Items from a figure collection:
/---

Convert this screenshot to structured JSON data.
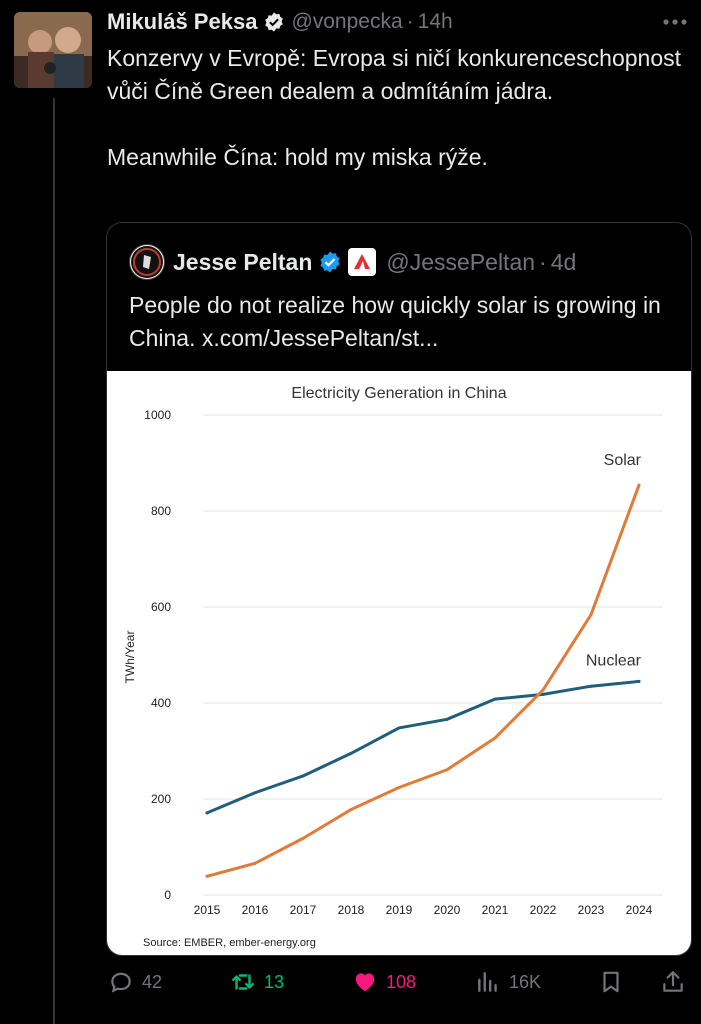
{
  "tweet": {
    "author_name": "Mikuláš Peksa",
    "author_handle": "@vonpecka",
    "time_sep": "·",
    "time": "14h",
    "text": "Konzervy v Evropě: Evropa si ničí konkurenceschopnost vůči Číně Green dealem a odmítáním jádra.\n\nMeanwhile Čína: hold my miska rýže."
  },
  "quote": {
    "author_name": "Jesse Peltan",
    "author_handle": "@JessePeltan",
    "time_sep": "·",
    "time": "4d",
    "text": "People do not realize how quickly solar is growing in China. x.com/JessePeltan/st..."
  },
  "chart_data": {
    "type": "line",
    "title": "Electricity Generation in China",
    "ylabel": "TWh/Year",
    "xlabel": "",
    "x": [
      "2015",
      "2016",
      "2017",
      "2018",
      "2019",
      "2020",
      "2021",
      "2022",
      "2023",
      "2024"
    ],
    "ylim": [
      0,
      1000
    ],
    "yticks": [
      "0",
      "200",
      "400",
      "600",
      "800",
      "1000"
    ],
    "grid": true,
    "series": [
      {
        "name": "Solar",
        "color": "#e07b39",
        "values": [
          39,
          66,
          118,
          178,
          224,
          261,
          327,
          427,
          584,
          854
        ]
      },
      {
        "name": "Nuclear",
        "color": "#1f5f7a",
        "values": [
          171,
          213,
          248,
          295,
          348,
          366,
          408,
          418,
          435,
          445
        ]
      }
    ],
    "source": "Source: EMBER, ember-energy.org"
  },
  "actions": {
    "replies": "42",
    "reposts": "13",
    "likes": "108",
    "views": "16K"
  },
  "colors": {
    "verified": "#1d9bf0",
    "repost": "#00ba7c",
    "like": "#f91880",
    "muted": "#71767b"
  }
}
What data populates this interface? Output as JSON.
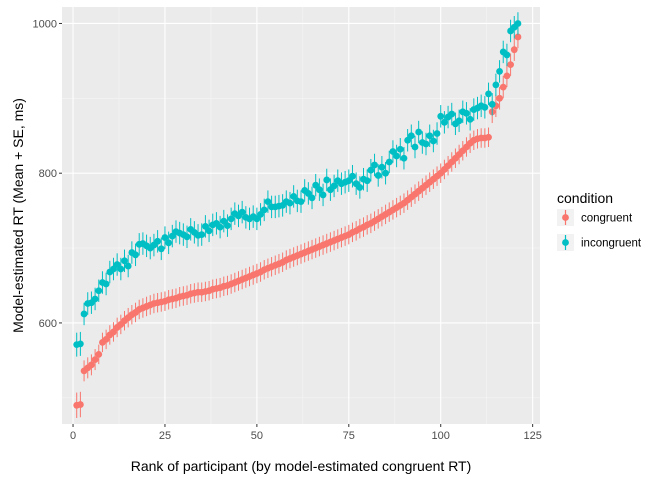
{
  "chart_data": {
    "type": "scatter",
    "xlabel": "Rank of participant (by model-estimated congruent RT)",
    "ylabel": "Model-estimated RT (Mean + SE, ms)",
    "xlim": [
      -3,
      127
    ],
    "ylim": [
      465,
      1022
    ],
    "x_ticks": [
      0,
      25,
      50,
      75,
      100,
      125
    ],
    "y_ticks": [
      600,
      800,
      1000
    ],
    "x_tick_labels": [
      "0",
      "25",
      "50",
      "75",
      "100",
      "125"
    ],
    "y_tick_labels": [
      "600",
      "800",
      "1000"
    ],
    "grid": true,
    "legend_position": "right",
    "legend_title": "condition",
    "colors": {
      "panel_bg": "#ebebeb",
      "grid_major": "#ffffff",
      "grid_minor": "#f5f5f5"
    },
    "series": [
      {
        "name": "congruent",
        "color": "#F8766D",
        "x": [
          1,
          2,
          3,
          4,
          5,
          6,
          7,
          8,
          9,
          10,
          11,
          12,
          13,
          14,
          15,
          16,
          17,
          18,
          19,
          20,
          21,
          22,
          23,
          24,
          25,
          26,
          27,
          28,
          29,
          30,
          31,
          32,
          33,
          34,
          35,
          36,
          37,
          38,
          39,
          40,
          41,
          42,
          43,
          44,
          45,
          46,
          47,
          48,
          49,
          50,
          51,
          52,
          53,
          54,
          55,
          56,
          57,
          58,
          59,
          60,
          61,
          62,
          63,
          64,
          65,
          66,
          67,
          68,
          69,
          70,
          71,
          72,
          73,
          74,
          75,
          76,
          77,
          78,
          79,
          80,
          81,
          82,
          83,
          84,
          85,
          86,
          87,
          88,
          89,
          90,
          91,
          92,
          93,
          94,
          95,
          96,
          97,
          98,
          99,
          100,
          101,
          102,
          103,
          104,
          105,
          106,
          107,
          108,
          109,
          110,
          111,
          112,
          113,
          114,
          115,
          116,
          117,
          118,
          119,
          120,
          121
        ],
        "y": [
          490,
          491,
          536,
          540,
          544,
          551,
          558,
          574,
          578,
          584,
          588,
          594,
          598,
          603,
          607,
          611,
          614,
          618,
          620,
          622,
          624,
          626,
          627,
          628,
          629,
          631,
          632,
          633,
          635,
          636,
          637,
          639,
          640,
          641,
          641,
          642,
          643,
          645,
          646,
          647,
          649,
          650,
          652,
          654,
          656,
          658,
          660,
          662,
          664,
          666,
          668,
          671,
          673,
          675,
          677,
          679,
          681,
          684,
          686,
          688,
          690,
          692,
          694,
          696,
          698,
          700,
          702,
          704,
          706,
          708,
          710,
          712,
          714,
          716,
          718,
          721,
          723,
          726,
          728,
          731,
          733,
          736,
          739,
          742,
          745,
          748,
          751,
          754,
          757,
          760,
          764,
          768,
          772,
          776,
          780,
          784,
          788,
          792,
          796,
          800,
          805,
          810,
          815,
          820,
          825,
          830,
          835,
          840,
          844,
          846,
          847,
          847,
          848,
          882,
          890,
          900,
          915,
          930,
          945,
          965,
          982
        ],
        "se": [
          17,
          17,
          14,
          14,
          14,
          14,
          13,
          13,
          13,
          13,
          13,
          13,
          13,
          13,
          13,
          13,
          13,
          13,
          13,
          13,
          13,
          13,
          13,
          13,
          13,
          13,
          13,
          13,
          13,
          13,
          13,
          13,
          13,
          13,
          13,
          13,
          13,
          13,
          13,
          13,
          13,
          13,
          13,
          13,
          13,
          13,
          13,
          13,
          13,
          13,
          13,
          13,
          13,
          13,
          13,
          13,
          13,
          13,
          13,
          13,
          13,
          13,
          13,
          13,
          13,
          13,
          13,
          13,
          13,
          13,
          13,
          13,
          13,
          13,
          13,
          13,
          13,
          13,
          13,
          13,
          13,
          13,
          13,
          13,
          13,
          13,
          13,
          13,
          13,
          13,
          13,
          13,
          13,
          13,
          13,
          13,
          13,
          13,
          13,
          13,
          13,
          13,
          13,
          13,
          13,
          13,
          13,
          13,
          13,
          13,
          13,
          13,
          13,
          15,
          15,
          15,
          15,
          15,
          15,
          15,
          15
        ]
      },
      {
        "name": "incongruent",
        "color": "#00BFC4",
        "x": [
          1,
          2,
          3,
          4,
          5,
          6,
          7,
          8,
          9,
          10,
          11,
          12,
          13,
          14,
          15,
          16,
          17,
          18,
          19,
          20,
          21,
          22,
          23,
          24,
          25,
          26,
          27,
          28,
          29,
          30,
          31,
          32,
          33,
          34,
          35,
          36,
          37,
          38,
          39,
          40,
          41,
          42,
          43,
          44,
          45,
          46,
          47,
          48,
          49,
          50,
          51,
          52,
          53,
          54,
          55,
          56,
          57,
          58,
          59,
          60,
          61,
          62,
          63,
          64,
          65,
          66,
          67,
          68,
          69,
          70,
          71,
          72,
          73,
          74,
          75,
          76,
          77,
          78,
          79,
          80,
          81,
          82,
          83,
          84,
          85,
          86,
          87,
          88,
          89,
          90,
          91,
          92,
          93,
          94,
          95,
          96,
          97,
          98,
          99,
          100,
          101,
          102,
          103,
          104,
          105,
          106,
          107,
          108,
          109,
          110,
          111,
          112,
          113,
          114,
          115,
          116,
          117,
          118,
          119,
          120,
          121
        ],
        "y": [
          571,
          572,
          612,
          626,
          627,
          632,
          643,
          654,
          652,
          668,
          672,
          678,
          672,
          683,
          676,
          694,
          691,
          705,
          706,
          703,
          700,
          704,
          709,
          699,
          714,
          707,
          716,
          722,
          720,
          718,
          715,
          725,
          721,
          717,
          718,
          729,
          723,
          731,
          733,
          728,
          736,
          730,
          739,
          746,
          743,
          748,
          741,
          739,
          742,
          739,
          745,
          751,
          762,
          755,
          755,
          756,
          757,
          762,
          760,
          769,
          763,
          762,
          777,
          773,
          767,
          784,
          778,
          771,
          791,
          778,
          783,
          790,
          786,
          788,
          790,
          796,
          786,
          781,
          792,
          790,
          804,
          811,
          797,
          808,
          800,
          815,
          829,
          823,
          832,
          820,
          844,
          850,
          835,
          855,
          841,
          839,
          850,
          843,
          853,
          876,
          868,
          875,
          879,
          866,
          870,
          882,
          880,
          872,
          885,
          887,
          890,
          888,
          906,
          892,
          918,
          936,
          962,
          958,
          990,
          995,
          1000
        ],
        "se": [
          16,
          16,
          15,
          15,
          15,
          15,
          15,
          15,
          15,
          15,
          15,
          15,
          15,
          15,
          15,
          15,
          15,
          15,
          15,
          15,
          15,
          15,
          15,
          15,
          15,
          15,
          15,
          15,
          15,
          15,
          15,
          15,
          15,
          15,
          15,
          15,
          15,
          15,
          15,
          15,
          15,
          15,
          15,
          15,
          15,
          15,
          15,
          15,
          15,
          15,
          15,
          15,
          15,
          15,
          15,
          15,
          15,
          15,
          15,
          15,
          15,
          15,
          15,
          15,
          15,
          15,
          15,
          15,
          15,
          15,
          15,
          15,
          15,
          15,
          15,
          15,
          15,
          15,
          15,
          15,
          15,
          15,
          15,
          15,
          15,
          15,
          15,
          15,
          15,
          15,
          15,
          15,
          15,
          15,
          15,
          15,
          15,
          15,
          15,
          15,
          15,
          15,
          15,
          15,
          15,
          15,
          15,
          15,
          15,
          15,
          15,
          15,
          15,
          15,
          15,
          15,
          15,
          15,
          15,
          15,
          15
        ]
      }
    ]
  }
}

\---

## OBJECTIVE
Count the lines in which the string "ylabel" appears, then report only that figure.

## RESULT BELOW
2